What is asked
Omit all pictures, then retype the data exactly as given.

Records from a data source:

------------------------------------

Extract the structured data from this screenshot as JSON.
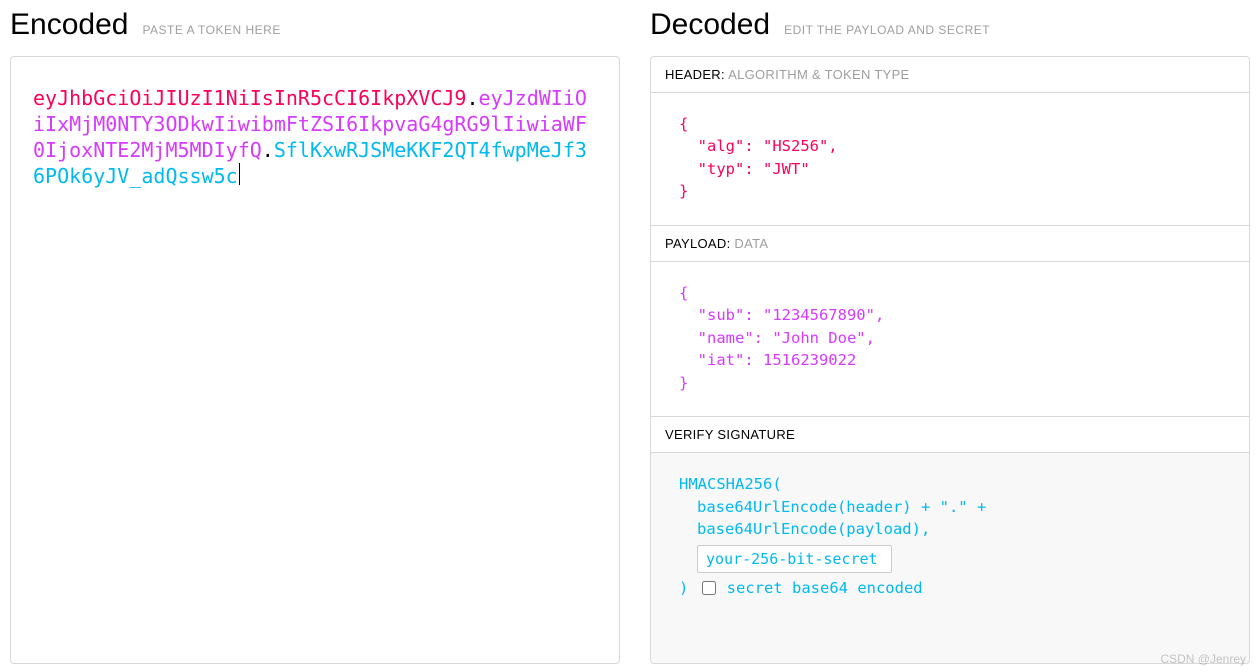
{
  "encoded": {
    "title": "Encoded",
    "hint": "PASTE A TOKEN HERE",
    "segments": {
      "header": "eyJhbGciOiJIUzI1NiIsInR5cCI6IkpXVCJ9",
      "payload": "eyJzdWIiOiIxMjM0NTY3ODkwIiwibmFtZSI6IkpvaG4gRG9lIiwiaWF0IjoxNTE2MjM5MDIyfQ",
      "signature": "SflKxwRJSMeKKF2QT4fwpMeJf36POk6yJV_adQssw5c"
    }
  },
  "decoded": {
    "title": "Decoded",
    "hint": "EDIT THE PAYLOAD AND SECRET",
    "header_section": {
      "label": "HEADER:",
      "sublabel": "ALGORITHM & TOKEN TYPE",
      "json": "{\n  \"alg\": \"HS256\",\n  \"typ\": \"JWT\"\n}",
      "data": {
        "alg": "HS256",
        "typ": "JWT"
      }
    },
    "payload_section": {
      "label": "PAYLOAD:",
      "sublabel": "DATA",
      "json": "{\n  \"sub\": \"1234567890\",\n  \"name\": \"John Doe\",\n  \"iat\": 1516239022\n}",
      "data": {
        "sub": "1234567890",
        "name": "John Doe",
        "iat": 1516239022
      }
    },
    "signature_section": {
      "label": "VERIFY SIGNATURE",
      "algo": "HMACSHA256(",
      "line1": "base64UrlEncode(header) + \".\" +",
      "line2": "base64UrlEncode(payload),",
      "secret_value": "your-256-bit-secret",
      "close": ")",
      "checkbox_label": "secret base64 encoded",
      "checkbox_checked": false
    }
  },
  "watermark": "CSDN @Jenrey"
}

------------------------------------

Task answer
Extract the structured data from this screenshot as JSON.
{
  "encoded": {
    "title": "Encoded",
    "hint": "PASTE A TOKEN HERE",
    "segments": {
      "header": "eyJhbGciOiJIUzI1NiIsInR5cCI6IkpXVCJ9",
      "payload": "eyJzdWIiOiIxMjM0NTY3ODkwIiwibmFtZSI6IkpvaG4gRG9lIiwiaWF0IjoxNTE2MjM5MDIyfQ",
      "signature": "SflKxwRJSMeKKF2QT4fwpMeJf36POk6yJV_adQssw5c"
    }
  },
  "decoded": {
    "title": "Decoded",
    "hint": "EDIT THE PAYLOAD AND SECRET",
    "header_section": {
      "label": "HEADER:",
      "sublabel": "ALGORITHM & TOKEN TYPE",
      "json": "{\n  \"alg\": \"HS256\",\n  \"typ\": \"JWT\"\n}",
      "data": {
        "alg": "HS256",
        "typ": "JWT"
      }
    },
    "payload_section": {
      "label": "PAYLOAD:",
      "sublabel": "DATA",
      "json": "{\n  \"sub\": \"1234567890\",\n  \"name\": \"John Doe\",\n  \"iat\": 1516239022\n}",
      "data": {
        "sub": "1234567890",
        "name": "John Doe",
        "iat": 1516239022
      }
    },
    "signature_section": {
      "label": "VERIFY SIGNATURE",
      "algo": "HMACSHA256(",
      "line1": "base64UrlEncode(header) + \".\" +",
      "line2": "base64UrlEncode(payload),",
      "secret_value": "your-256-bit-secret",
      "close": ")",
      "checkbox_label": "secret base64 encoded",
      "checkbox_checked": false
    }
  },
  "watermark": "CSDN @Jenrey"
}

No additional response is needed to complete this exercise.